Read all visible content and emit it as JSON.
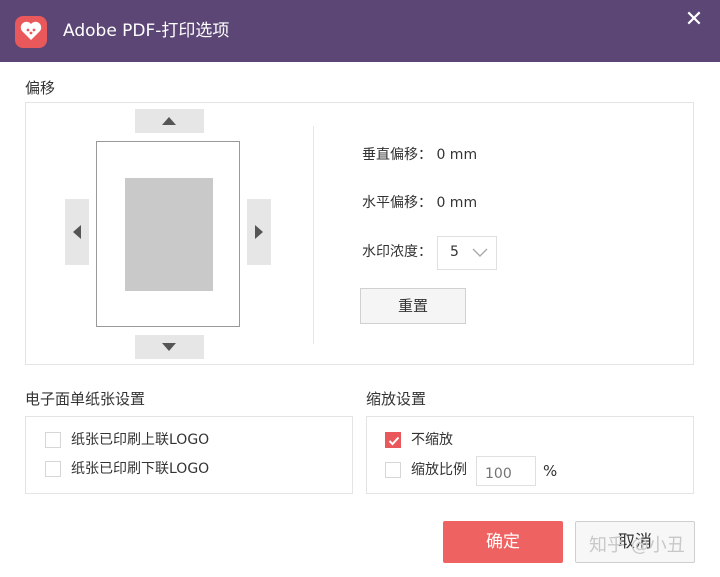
{
  "window": {
    "title": "Adobe PDF-打印选项",
    "close_glyph": "✕",
    "header_color": "#5b4675"
  },
  "offset": {
    "section_label": "偏移",
    "vertical_label": "垂直偏移：",
    "vertical_value": "0 mm",
    "horizontal_label": "水平偏移：",
    "horizontal_value": "0 mm",
    "watermark_label": "水印浓度：",
    "watermark_value": "5",
    "reset_label": "重置"
  },
  "paper_settings": {
    "section_label": "电子面单纸张设置",
    "option_upper": "纸张已印刷上联LOGO",
    "option_lower": "纸张已印刷下联LOGO",
    "upper_checked": false,
    "lower_checked": false
  },
  "scale_settings": {
    "section_label": "缩放设置",
    "no_scale_label": "不缩放",
    "no_scale_checked": true,
    "scale_ratio_label": "缩放比例",
    "scale_ratio_checked": false,
    "scale_placeholder": "100",
    "percent_symbol": "%"
  },
  "footer": {
    "ok_label": "确定",
    "cancel_label": "取消",
    "watermark_text": "知乎 @小丑",
    "accent_color": "#ee6361"
  },
  "icons": [
    "app-logo-icon",
    "close-icon",
    "arrow-up-icon",
    "arrow-down-icon",
    "arrow-left-icon",
    "arrow-right-icon",
    "chevron-down-icon",
    "checkmark-icon"
  ]
}
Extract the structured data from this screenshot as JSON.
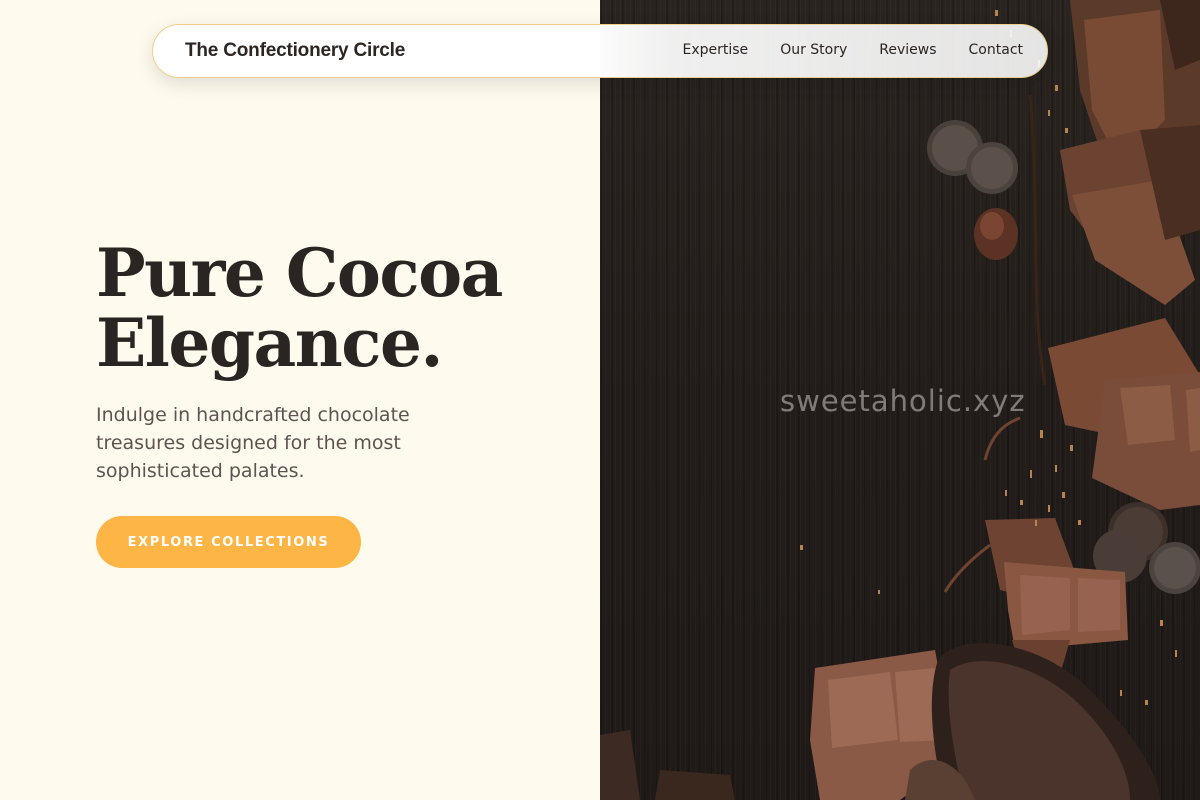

--- TASK REQUIREMENTS ---
Each record above should be copied character for character, with pictures dropped.

--- EXERCISE SOLUTION ---
Read all visible content and emit it as JSON.
{
  "window": {
    "title": "Adobe PDF-打印选项",
    "close_glyph": "✕",
    "header_color": "#5b4675"
  },
  "offset": {
    "section_label": "偏移",
    "vertical_label": "垂直偏移：",
    "vertical_value": "0 mm",
    "horizontal_label": "水平偏移：",
    "horizontal_value": "0 mm",
    "watermark_label": "水印浓度：",
    "watermark_value": "5",
    "reset_label": "重置"
  },
  "paper_settings": {
    "section_label": "电子面单纸张设置",
    "option_upper": "纸张已印刷上联LOGO",
    "option_lower": "纸张已印刷下联LOGO",
    "upper_checked": false,
    "lower_checked": false
  },
  "scale_settings": {
    "section_label": "缩放设置",
    "no_scale_label": "不缩放",
    "no_scale_checked": true,
    "scale_ratio_label": "缩放比例",
    "scale_ratio_checked": false,
    "scale_placeholder": "100",
    "percent_symbol": "%"
  },
  "footer": {
    "ok_label": "确定",
    "cancel_label": "取消",
    "watermark_text": "知乎 @小丑",
    "accent_color": "#ee6361"
  },
  "icons": [
    "app-logo-icon",
    "close-icon",
    "arrow-up-icon",
    "arrow-down-icon",
    "arrow-left-icon",
    "arrow-right-icon",
    "chevron-down-icon",
    "checkmark-icon"
  ]
}
Extract the structured data from this screenshot as JSON.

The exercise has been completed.